> _What is asked_
Could you write out the records below exactly as they appear, leaving out any pictures?

> _Record excerpts_
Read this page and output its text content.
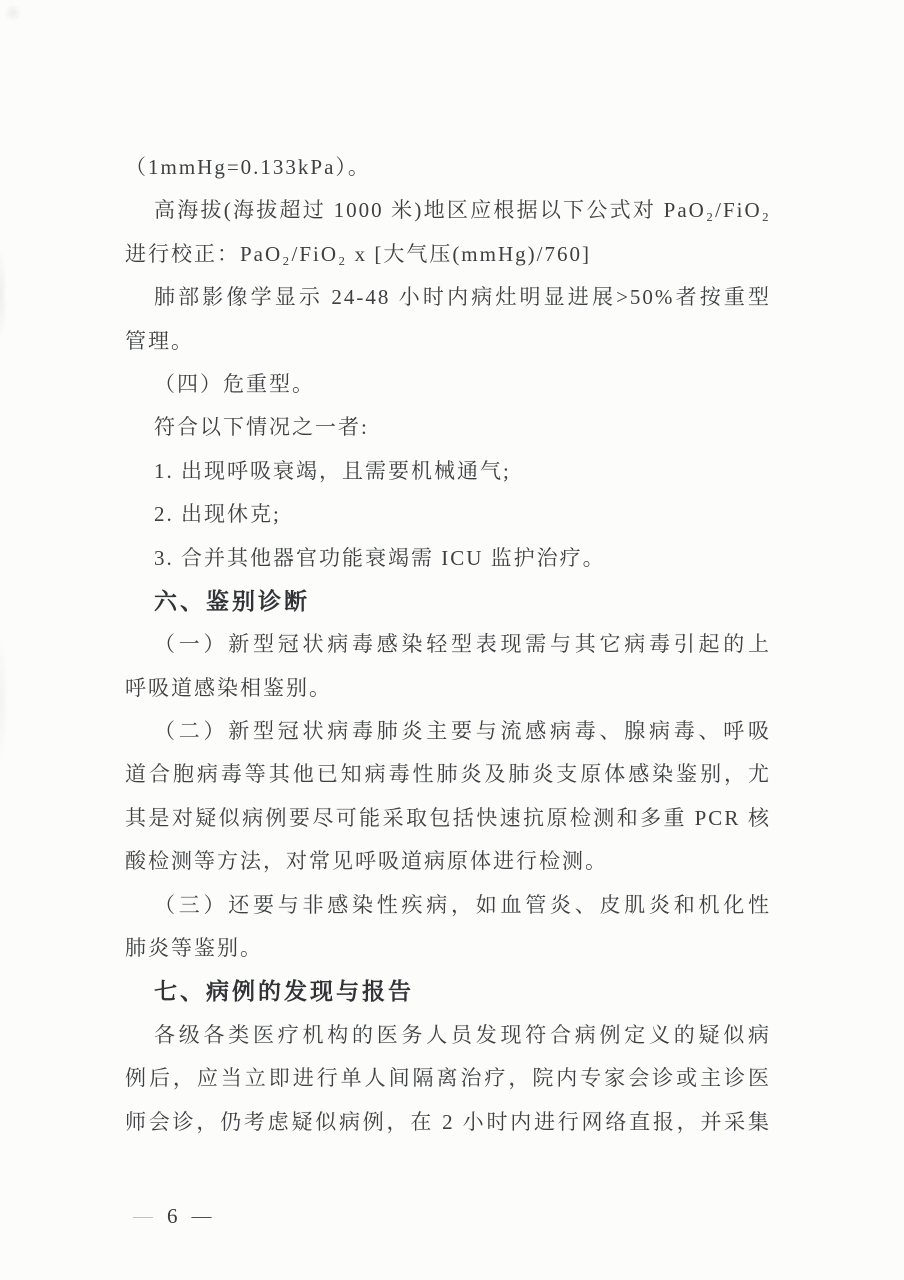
（1mmHg=0.133kPa）。
高海拔(海拔超过 1000 米)地区应根据以下公式对 PaO₂/FiO₂
进行校正：PaO₂/FiO₂ x [大气压(mmHg)/760]
肺部影像学显示 24-48 小时内病灶明显进展>50%者按重型
管理。
（四）危重型。
符合以下情况之一者:
1. 出现呼吸衰竭，且需要机械通气;
2. 出现休克;
3. 合并其他器官功能衰竭需 ICU 监护治疗。
六、鉴别诊断
（一）新型冠状病毒感染轻型表现需与其它病毒引起的上
呼吸道感染相鉴别。
（二）新型冠状病毒肺炎主要与流感病毒、腺病毒、呼吸
道合胞病毒等其他已知病毒性肺炎及肺炎支原体感染鉴别，尤
其是对疑似病例要尽可能采取包括快速抗原检测和多重 PCR 核
酸检测等方法，对常见呼吸道病原体进行检测。
（三）还要与非感染性疾病，如血管炎、皮肌炎和机化性
肺炎等鉴别。
七、病例的发现与报告
各级各类医疗机构的医务人员发现符合病例定义的疑似病
例后，应当立即进行单人间隔离治疗，院内专家会诊或主诊医
师会诊，仍考虑疑似病例，在 2 小时内进行网络直报，并采集
— 6 —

> _Answer below_
Read this page and output its text content.
（1mmHg=0.133kPa）。
高海拔(海拔超过 1000 米)地区应根据以下公式对 PaO₂/FiO₂
进行校正：PaO₂/FiO₂ x [大气压(mmHg)/760]
肺部影像学显示 24-48 小时内病灶明显进展>50%者按重型
管理。
（四）危重型。
符合以下情况之一者:
1. 出现呼吸衰竭，且需要机械通气;
2. 出现休克;
3. 合并其他器官功能衰竭需 ICU 监护治疗。
六、鉴别诊断
（一）新型冠状病毒感染轻型表现需与其它病毒引起的上
呼吸道感染相鉴别。
（二）新型冠状病毒肺炎主要与流感病毒、腺病毒、呼吸
道合胞病毒等其他已知病毒性肺炎及肺炎支原体感染鉴别，尤
其是对疑似病例要尽可能采取包括快速抗原检测和多重 PCR 核
酸检测等方法，对常见呼吸道病原体进行检测。
（三）还要与非感染性疾病，如血管炎、皮肌炎和机化性
肺炎等鉴别。
七、病例的发现与报告
各级各类医疗机构的医务人员发现符合病例定义的疑似病
例后，应当立即进行单人间隔离治疗，院内专家会诊或主诊医
师会诊，仍考虑疑似病例，在 2 小时内进行网络直报，并采集
— 6 —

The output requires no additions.